[Instruction]
Copy every line, leaving nothing out and adding nothing.

[Provided information]
# # #

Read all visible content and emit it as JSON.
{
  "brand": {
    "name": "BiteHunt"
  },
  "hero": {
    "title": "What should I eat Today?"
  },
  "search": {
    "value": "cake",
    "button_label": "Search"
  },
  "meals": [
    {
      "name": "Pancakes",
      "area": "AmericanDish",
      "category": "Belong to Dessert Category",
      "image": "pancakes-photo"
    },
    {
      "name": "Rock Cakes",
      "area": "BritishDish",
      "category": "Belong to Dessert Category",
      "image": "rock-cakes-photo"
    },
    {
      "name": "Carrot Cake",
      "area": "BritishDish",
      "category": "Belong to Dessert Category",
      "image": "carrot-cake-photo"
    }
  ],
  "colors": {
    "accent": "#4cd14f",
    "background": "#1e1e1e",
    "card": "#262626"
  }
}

# # #

[Full solution]
Read all visible content and emit it as JSON.
{
  "brand": {
    "name": "BiteHunt"
  },
  "hero": {
    "title": "What should I eat Today?"
  },
  "search": {
    "value": "cake",
    "button_label": "Search"
  },
  "meals": [
    {
      "name": "Pancakes",
      "area": "AmericanDish",
      "category": "Belong to Dessert Category",
      "image": "pancakes-photo"
    },
    {
      "name": "Rock Cakes",
      "area": "BritishDish",
      "category": "Belong to Dessert Category",
      "image": "rock-cakes-photo"
    },
    {
      "name": "Carrot Cake",
      "area": "BritishDish",
      "category": "Belong to Dessert Category",
      "image": "carrot-cake-photo"
    }
  ],
  "colors": {
    "accent": "#4cd14f",
    "background": "#1e1e1e",
    "card": "#262626"
  }
}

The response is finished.